Do this: Say the number of lines containing the string "государственной", and say nothing else.

Material:

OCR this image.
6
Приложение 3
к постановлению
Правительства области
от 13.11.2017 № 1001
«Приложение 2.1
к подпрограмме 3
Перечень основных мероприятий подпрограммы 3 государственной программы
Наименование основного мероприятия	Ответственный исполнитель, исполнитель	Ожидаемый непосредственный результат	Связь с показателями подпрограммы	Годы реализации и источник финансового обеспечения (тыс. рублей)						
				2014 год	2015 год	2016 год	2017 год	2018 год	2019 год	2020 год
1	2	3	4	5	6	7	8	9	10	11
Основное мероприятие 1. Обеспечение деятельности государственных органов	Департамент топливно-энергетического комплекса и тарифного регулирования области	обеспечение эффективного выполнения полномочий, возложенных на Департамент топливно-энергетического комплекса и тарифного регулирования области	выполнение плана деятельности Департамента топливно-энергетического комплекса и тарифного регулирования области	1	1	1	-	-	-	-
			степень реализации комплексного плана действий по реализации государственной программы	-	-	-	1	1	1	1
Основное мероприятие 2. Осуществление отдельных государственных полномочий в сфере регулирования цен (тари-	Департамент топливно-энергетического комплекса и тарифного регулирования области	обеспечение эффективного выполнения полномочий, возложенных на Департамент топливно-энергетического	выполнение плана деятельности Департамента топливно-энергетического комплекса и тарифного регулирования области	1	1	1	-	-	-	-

==

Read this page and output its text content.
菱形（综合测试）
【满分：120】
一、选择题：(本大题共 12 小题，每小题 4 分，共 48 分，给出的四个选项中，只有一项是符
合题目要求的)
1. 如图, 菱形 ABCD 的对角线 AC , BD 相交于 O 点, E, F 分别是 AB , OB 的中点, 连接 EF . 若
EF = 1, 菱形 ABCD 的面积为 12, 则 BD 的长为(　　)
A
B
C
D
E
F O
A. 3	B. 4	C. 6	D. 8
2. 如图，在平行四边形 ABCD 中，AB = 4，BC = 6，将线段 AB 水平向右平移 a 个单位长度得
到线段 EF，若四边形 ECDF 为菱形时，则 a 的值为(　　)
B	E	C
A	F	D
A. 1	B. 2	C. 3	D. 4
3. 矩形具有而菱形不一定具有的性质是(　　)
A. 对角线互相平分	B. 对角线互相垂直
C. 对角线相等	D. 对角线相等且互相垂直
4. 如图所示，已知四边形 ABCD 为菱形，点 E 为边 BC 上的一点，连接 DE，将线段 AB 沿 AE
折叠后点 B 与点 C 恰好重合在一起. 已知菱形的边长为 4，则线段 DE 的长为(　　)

Final result: 2